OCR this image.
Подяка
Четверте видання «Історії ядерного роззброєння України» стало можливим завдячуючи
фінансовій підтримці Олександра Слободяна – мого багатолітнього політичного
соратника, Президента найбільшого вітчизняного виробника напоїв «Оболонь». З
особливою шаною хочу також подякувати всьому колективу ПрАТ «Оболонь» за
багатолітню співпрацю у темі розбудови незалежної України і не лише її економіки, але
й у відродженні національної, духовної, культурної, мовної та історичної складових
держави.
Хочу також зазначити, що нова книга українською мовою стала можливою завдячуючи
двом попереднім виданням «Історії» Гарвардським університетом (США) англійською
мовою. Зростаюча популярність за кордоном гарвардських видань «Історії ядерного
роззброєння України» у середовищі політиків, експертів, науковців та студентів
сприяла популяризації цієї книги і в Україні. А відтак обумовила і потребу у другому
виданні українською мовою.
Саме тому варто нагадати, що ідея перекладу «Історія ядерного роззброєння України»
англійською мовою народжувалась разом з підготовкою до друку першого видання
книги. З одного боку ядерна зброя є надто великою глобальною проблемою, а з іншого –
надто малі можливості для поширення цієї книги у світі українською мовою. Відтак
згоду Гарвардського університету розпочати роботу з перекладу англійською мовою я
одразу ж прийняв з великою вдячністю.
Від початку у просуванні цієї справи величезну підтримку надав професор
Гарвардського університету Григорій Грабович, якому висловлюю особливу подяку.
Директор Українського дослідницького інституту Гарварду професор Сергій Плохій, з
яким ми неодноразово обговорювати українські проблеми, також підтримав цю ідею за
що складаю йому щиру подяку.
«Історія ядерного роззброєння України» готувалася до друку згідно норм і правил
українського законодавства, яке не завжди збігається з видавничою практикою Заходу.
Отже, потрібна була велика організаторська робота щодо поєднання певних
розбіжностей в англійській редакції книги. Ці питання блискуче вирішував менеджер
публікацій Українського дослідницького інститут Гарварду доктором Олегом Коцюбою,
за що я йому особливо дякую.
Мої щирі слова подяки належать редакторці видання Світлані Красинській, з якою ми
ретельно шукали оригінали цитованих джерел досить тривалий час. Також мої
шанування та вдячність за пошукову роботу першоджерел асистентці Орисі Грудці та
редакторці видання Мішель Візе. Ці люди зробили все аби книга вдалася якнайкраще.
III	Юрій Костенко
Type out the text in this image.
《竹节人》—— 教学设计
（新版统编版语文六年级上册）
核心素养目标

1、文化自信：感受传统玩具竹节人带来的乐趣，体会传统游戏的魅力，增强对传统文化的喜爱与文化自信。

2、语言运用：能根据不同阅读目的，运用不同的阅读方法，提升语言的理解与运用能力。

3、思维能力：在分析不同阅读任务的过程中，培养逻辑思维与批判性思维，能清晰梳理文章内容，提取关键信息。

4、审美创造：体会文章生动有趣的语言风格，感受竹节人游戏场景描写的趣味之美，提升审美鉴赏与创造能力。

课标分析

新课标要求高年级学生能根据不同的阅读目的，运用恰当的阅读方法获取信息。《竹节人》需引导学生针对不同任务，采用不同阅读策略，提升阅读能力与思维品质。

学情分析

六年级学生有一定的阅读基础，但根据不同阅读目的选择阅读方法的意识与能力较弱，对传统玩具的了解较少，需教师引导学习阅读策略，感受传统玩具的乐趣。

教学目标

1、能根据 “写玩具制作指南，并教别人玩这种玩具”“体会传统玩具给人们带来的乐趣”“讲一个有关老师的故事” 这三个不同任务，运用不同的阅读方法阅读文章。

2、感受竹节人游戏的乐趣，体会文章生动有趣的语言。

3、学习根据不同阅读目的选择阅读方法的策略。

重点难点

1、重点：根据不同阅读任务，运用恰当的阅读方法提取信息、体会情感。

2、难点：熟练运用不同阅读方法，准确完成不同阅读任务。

**Exercise task**
Restate the listing above word for word.

**Written solution**
OCR this image.
Подяка
Четверте видання «Історії ядерного роззброєння України» стало можливим завдячуючи
фінансовій підтримці Олександра Слободяна – мого багатолітнього політичного
соратника, Президента найбільшого вітчизняного виробника напоїв «Оболонь». З
особливою шаною хочу також подякувати всьому колективу ПрАТ «Оболонь» за
багатолітню співпрацю у темі розбудови незалежної України і не лише її економіки, але
й у відродженні національної, духовної, культурної, мовної та історичної складових
держави.
Хочу також зазначити, що нова книга українською мовою стала можливою завдячуючи
двом попереднім виданням «Історії» Гарвардським університетом (США) англійською
мовою. Зростаюча популярність за кордоном гарвардських видань «Історії ядерного
роззброєння України» у середовищі політиків, експертів, науковців та студентів
сприяла популяризації цієї книги і в Україні. А відтак обумовила і потребу у другому
виданні українською мовою.
Саме тому варто нагадати, що ідея перекладу «Історія ядерного роззброєння України»
англійською мовою народжувалась разом з підготовкою до друку першого видання
книги. З одного боку ядерна зброя є надто великою глобальною проблемою, а з іншого –
надто малі можливості для поширення цієї книги у світі українською мовою. Відтак
згоду Гарвардського університету розпочати роботу з перекладу англійською мовою я
одразу ж прийняв з великою вдячністю.
Від початку у просуванні цієї справи величезну підтримку надав професор
Гарвардського університету Григорій Грабович, якому висловлюю особливу подяку.
Директор Українського дослідницького інституту Гарварду професор Сергій Плохій, з
яким ми неодноразово обговорювати українські проблеми, також підтримав цю ідею за
що складаю йому щиру подяку.
«Історія ядерного роззброєння України» готувалася до друку згідно норм і правил
українського законодавства, яке не завжди збігається з видавничою практикою Заходу.
Отже, потрібна була велика організаторська робота щодо поєднання певних
розбіжностей в англійській редакції книги. Ці питання блискуче вирішував менеджер
публікацій Українського дослідницького інститут Гарварду доктором Олегом Коцюбою,
за що я йому особливо дякую.
Мої щирі слова подяки належать редакторці видання Світлані Красинській, з якою ми
ретельно шукали оригінали цитованих джерел досить тривалий час. Також мої
шанування та вдячність за пошукову роботу першоджерел асистентці Орисі Грудці та
редакторці видання Мішель Візе. Ці люди зробили все аби книга вдалася якнайкраще.
III	Юрій Костенко
Type out the text in this image.
《竹节人》—— 教学设计
（新版统编版语文六年级上册）
核心素养目标

1、文化自信：感受传统玩具竹节人带来的乐趣，体会传统游戏的魅力，增强对传统文化的喜爱与文化自信。

2、语言运用：能根据不同阅读目的，运用不同的阅读方法，提升语言的理解与运用能力。

3、思维能力：在分析不同阅读任务的过程中，培养逻辑思维与批判性思维，能清晰梳理文章内容，提取关键信息。

4、审美创造：体会文章生动有趣的语言风格，感受竹节人游戏场景描写的趣味之美，提升审美鉴赏与创造能力。

课标分析

新课标要求高年级学生能根据不同的阅读目的，运用恰当的阅读方法获取信息。《竹节人》需引导学生针对不同任务，采用不同阅读策略，提升阅读能力与思维品质。

学情分析

六年级学生有一定的阅读基础，但根据不同阅读目的选择阅读方法的意识与能力较弱，对传统玩具的了解较少，需教师引导学习阅读策略，感受传统玩具的乐趣。

教学目标

1、能根据 “写玩具制作指南，并教别人玩这种玩具”“体会传统玩具给人们带来的乐趣”“讲一个有关老师的故事” 这三个不同任务，运用不同的阅读方法阅读文章。

2、感受竹节人游戏的乐趣，体会文章生动有趣的语言。

3、学习根据不同阅读目的选择阅读方法的策略。

重点难点

1、重点：根据不同阅读任务，运用恰当的阅读方法提取信息、体会情感。

2、难点：熟练运用不同阅读方法，准确完成不同阅读任务。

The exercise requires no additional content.